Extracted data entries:
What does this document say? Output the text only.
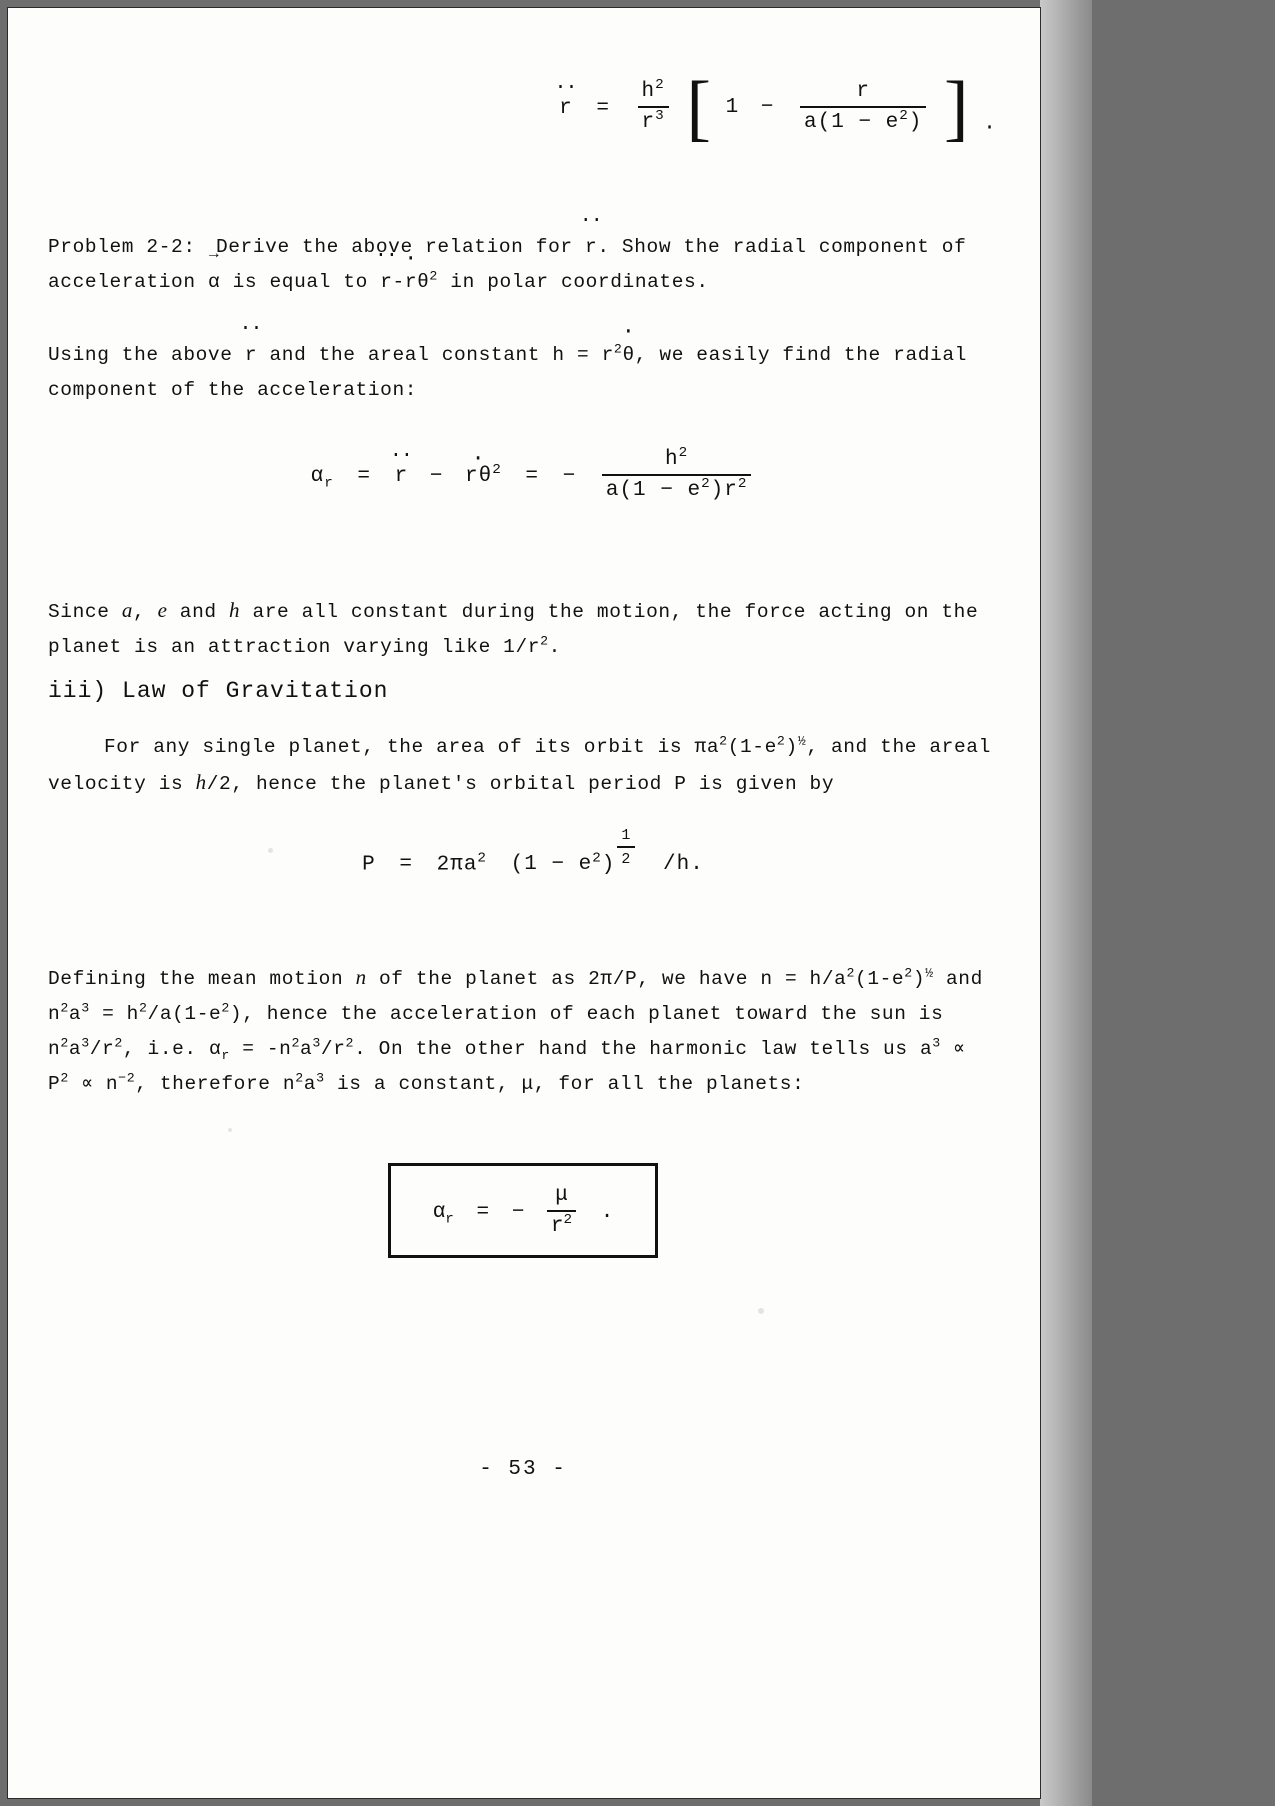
·· $r = \frac{h^2}{r^3}$ [ $1 - \frac{r}{a(1 - e^2)}$ ] .
Problem 2-2: Derive the above relation for ·· r. Show the radial component of acceleration → α is equal to ·· $r\cdot -r\theta^2$ in polar coordinates.
Using the above ·· r and the areal constant $h = r^2\cdot \theta$, we easily find the radial component of the acceleration:
$\alpha_r$ = ·· r − · $r\theta^2$ = − $\frac{h^2}{a(1 - e^2)r^2}$
Since a, e and h are all constant during the motion, the force acting on the planet is an attraction varying like $1/r^2$.
iii) Law of Gravitation
For any single planet, the area of its orbit is $\pi a^2(1-e^2)^{\frac{1}{2}}$, and the areal velocity is h/2, hence the planet's orbital period P is given by
$P = 2\pi a^2$ $(1 - e^2) \frac{1}{2} /h$.
Defining the mean motion n of the planet as 2π/P, we have $n = h/a^2(1-e^2)^{\frac{1}{2}}$ and $n^2a^3 = h^2/a(1-e^2)$, hence the acceleration of each planet toward the sun is $n^2a^3/r^2$, i.e. $\alpha_r = -n^2a^3/r^2$. On the other hand the harmonic law tells us $a^3 \propto P^2 \propto n^{-2}$, therefore $n^2a^3$ is a constant, μ, for all the planets:
$\alpha_r$ = − $\frac{\mu}{r^2}$ .
- 53 -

**Job:**
Pictures in the records above are left out; print everything else exactly as written.

**Complete output:**
What does this document say? Output the text only.
·· $r = \frac{h^2}{r^3}$ [ $1 - \frac{r}{a(1 - e^2)}$ ] .
Problem 2-2: Derive the above relation for ·· r. Show the radial component of acceleration → α is equal to ·· $r\cdot -r\theta^2$ in polar coordinates.
Using the above ·· r and the areal constant $h = r^2\cdot \theta$, we easily find the radial component of the acceleration:
$\alpha_r$ = ·· r − · $r\theta^2$ = − $\frac{h^2}{a(1 - e^2)r^2}$
Since a, e and h are all constant during the motion, the force acting on the planet is an attraction varying like $1/r^2$.
iii) Law of Gravitation
For any single planet, the area of its orbit is $\pi a^2(1-e^2)^{\frac{1}{2}}$, and the areal velocity is h/2, hence the planet's orbital period P is given by
$P = 2\pi a^2$ $(1 - e^2) \frac{1}{2} /h$.
Defining the mean motion n of the planet as 2π/P, we have $n = h/a^2(1-e^2)^{\frac{1}{2}}$ and $n^2a^3 = h^2/a(1-e^2)$, hence the acceleration of each planet toward the sun is $n^2a^3/r^2$, i.e. $\alpha_r = -n^2a^3/r^2$. On the other hand the harmonic law tells us $a^3 \propto P^2 \propto n^{-2}$, therefore $n^2a^3$ is a constant, μ, for all the planets:
$\alpha_r$ = − $\frac{\mu}{r^2}$ .
- 53 -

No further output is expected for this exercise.